Exercise description
Lines holding the string "ouro" are the ones to copy; find them all in the data.

Stored entries
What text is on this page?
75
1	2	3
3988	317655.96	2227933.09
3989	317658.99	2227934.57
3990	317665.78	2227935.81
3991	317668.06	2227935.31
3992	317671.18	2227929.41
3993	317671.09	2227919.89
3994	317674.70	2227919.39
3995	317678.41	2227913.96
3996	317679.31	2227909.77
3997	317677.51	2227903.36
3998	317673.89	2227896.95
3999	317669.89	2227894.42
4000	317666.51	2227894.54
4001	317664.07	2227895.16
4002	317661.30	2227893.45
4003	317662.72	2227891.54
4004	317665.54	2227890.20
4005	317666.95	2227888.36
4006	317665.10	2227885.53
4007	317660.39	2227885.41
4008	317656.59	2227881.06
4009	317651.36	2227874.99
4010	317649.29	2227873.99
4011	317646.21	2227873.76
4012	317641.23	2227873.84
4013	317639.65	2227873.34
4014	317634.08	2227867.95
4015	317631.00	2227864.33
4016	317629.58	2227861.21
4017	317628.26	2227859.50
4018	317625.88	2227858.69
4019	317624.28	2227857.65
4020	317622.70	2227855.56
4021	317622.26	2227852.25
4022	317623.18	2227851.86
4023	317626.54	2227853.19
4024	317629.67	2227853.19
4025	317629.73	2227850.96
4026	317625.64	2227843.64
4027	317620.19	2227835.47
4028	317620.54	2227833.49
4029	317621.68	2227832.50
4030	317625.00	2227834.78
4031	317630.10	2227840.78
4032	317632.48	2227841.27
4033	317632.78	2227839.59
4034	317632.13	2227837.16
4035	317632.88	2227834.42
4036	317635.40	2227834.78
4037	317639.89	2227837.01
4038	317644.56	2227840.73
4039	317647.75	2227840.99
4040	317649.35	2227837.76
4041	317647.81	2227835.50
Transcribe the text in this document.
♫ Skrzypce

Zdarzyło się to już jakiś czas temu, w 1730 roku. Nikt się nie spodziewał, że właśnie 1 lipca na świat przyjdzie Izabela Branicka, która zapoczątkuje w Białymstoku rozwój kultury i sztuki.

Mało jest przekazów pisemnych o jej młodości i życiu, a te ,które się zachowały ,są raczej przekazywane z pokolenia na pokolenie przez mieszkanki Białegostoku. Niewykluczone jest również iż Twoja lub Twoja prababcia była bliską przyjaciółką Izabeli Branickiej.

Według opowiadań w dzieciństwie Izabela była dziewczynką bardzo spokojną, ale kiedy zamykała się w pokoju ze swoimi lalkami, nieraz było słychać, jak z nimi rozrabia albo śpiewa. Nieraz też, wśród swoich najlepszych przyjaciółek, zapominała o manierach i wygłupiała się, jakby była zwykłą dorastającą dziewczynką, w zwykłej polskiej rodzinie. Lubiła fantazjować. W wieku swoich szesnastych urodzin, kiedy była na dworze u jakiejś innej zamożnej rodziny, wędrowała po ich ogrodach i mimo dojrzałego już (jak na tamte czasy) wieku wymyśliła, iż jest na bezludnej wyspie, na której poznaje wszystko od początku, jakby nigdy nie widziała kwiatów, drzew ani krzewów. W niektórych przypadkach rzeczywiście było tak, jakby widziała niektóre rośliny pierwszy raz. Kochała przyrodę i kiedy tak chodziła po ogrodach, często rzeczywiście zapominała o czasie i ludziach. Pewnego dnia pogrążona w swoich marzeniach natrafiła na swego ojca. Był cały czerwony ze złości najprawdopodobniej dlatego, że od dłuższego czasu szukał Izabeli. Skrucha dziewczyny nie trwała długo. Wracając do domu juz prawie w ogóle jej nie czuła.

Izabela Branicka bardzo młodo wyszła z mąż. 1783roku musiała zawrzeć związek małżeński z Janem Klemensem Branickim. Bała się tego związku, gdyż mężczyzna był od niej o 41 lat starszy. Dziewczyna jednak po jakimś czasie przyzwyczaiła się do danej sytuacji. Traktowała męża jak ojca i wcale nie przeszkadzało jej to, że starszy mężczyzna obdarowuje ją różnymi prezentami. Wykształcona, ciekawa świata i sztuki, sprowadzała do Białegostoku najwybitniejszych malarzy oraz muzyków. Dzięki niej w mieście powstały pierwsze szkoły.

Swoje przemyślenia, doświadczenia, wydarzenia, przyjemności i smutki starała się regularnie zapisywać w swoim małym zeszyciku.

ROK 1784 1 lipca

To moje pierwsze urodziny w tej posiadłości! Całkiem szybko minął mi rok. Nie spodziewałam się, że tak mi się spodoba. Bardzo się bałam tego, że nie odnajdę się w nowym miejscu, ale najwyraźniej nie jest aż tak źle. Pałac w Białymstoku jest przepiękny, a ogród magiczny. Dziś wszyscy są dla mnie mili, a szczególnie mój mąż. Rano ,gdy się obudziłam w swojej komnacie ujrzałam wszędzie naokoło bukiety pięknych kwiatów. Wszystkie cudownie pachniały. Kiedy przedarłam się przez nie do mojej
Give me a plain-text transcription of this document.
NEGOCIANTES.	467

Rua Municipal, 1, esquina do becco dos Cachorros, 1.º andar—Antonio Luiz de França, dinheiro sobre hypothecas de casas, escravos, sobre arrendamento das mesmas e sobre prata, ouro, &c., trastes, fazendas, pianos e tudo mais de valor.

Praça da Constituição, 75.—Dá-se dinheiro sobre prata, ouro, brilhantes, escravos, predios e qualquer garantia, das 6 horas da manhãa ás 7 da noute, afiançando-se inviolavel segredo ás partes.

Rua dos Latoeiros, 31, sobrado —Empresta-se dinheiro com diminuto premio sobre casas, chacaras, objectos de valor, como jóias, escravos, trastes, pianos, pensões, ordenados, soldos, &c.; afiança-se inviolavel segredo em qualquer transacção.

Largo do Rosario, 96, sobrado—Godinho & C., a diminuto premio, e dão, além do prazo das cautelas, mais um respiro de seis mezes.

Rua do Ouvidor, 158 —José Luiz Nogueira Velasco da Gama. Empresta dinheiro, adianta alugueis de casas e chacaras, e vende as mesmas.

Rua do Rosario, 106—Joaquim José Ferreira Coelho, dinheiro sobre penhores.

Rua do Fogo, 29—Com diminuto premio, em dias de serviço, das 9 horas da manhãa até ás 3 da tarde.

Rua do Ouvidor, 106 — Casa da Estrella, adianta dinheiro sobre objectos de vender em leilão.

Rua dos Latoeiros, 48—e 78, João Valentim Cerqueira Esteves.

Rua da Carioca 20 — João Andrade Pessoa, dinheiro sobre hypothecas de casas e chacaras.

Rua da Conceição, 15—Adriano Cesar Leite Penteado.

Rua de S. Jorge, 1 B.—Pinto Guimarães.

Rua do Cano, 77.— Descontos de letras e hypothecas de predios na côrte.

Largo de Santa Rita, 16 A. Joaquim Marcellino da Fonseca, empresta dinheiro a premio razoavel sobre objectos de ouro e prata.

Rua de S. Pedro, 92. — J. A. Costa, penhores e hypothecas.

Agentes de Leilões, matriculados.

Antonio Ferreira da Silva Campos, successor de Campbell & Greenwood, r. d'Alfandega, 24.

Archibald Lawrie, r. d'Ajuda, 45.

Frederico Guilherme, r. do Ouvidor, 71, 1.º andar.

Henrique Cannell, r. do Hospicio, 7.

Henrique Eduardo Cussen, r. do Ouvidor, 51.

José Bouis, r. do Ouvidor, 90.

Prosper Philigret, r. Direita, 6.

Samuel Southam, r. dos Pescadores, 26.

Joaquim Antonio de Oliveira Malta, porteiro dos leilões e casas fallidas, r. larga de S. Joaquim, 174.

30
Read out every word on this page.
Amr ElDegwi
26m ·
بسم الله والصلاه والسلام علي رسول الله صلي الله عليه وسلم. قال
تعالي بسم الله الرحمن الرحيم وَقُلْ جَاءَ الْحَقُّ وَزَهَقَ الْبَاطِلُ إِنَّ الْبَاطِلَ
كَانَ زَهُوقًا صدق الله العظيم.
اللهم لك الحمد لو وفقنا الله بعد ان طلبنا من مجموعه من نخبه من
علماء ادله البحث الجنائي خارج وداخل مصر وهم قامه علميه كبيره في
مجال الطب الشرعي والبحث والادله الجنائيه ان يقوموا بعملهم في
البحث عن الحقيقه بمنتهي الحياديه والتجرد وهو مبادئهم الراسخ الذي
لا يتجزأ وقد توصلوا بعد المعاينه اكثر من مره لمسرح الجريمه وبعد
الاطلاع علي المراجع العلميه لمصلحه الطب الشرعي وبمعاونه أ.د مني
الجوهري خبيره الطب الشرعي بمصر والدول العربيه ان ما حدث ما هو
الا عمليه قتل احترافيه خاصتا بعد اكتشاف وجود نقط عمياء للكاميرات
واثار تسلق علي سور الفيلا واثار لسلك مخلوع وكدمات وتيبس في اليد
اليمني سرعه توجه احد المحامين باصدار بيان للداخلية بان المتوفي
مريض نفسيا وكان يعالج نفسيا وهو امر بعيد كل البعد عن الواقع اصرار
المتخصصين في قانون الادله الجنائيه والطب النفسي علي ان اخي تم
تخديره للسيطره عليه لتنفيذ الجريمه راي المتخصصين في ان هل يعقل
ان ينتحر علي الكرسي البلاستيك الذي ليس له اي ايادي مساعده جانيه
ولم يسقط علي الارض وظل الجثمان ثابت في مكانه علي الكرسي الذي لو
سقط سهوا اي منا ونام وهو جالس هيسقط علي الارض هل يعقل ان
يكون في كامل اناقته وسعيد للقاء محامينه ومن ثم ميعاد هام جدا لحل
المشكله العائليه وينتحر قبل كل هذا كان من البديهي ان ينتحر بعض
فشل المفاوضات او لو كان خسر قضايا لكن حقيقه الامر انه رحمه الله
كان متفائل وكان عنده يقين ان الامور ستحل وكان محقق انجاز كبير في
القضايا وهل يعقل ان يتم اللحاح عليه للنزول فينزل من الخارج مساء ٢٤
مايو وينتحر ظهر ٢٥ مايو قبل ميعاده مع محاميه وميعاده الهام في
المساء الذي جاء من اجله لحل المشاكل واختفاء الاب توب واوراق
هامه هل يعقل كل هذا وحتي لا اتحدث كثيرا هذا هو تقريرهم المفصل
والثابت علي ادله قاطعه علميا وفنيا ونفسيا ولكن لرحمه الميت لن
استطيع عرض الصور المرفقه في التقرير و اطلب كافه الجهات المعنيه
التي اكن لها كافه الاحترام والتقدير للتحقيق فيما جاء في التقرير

Finished answer
Rua Municipal, 1, esquina do becco dos Cachorros, 1.º andar—Antonio Luiz de França, dinheiro sobre hypothecas de casas, escravos, sobre arrendamento das mesmas e sobre prata, ouro, &c., trastes, fazendas, pianos e tudo mais de valor.
Praça da Constituição, 75.—Dá-se dinheiro sobre prata, ouro, brilhantes, escravos, predios e qualquer garantia, das 6 horas da manhãa ás 7 da noute, afiançando-se inviolavel segredo ás partes.
Largo de Santa Rita, 16 A. Joaquim Marcellino da Fonseca, empresta dinheiro a premio razoavel sobre objectos de ouro e prata.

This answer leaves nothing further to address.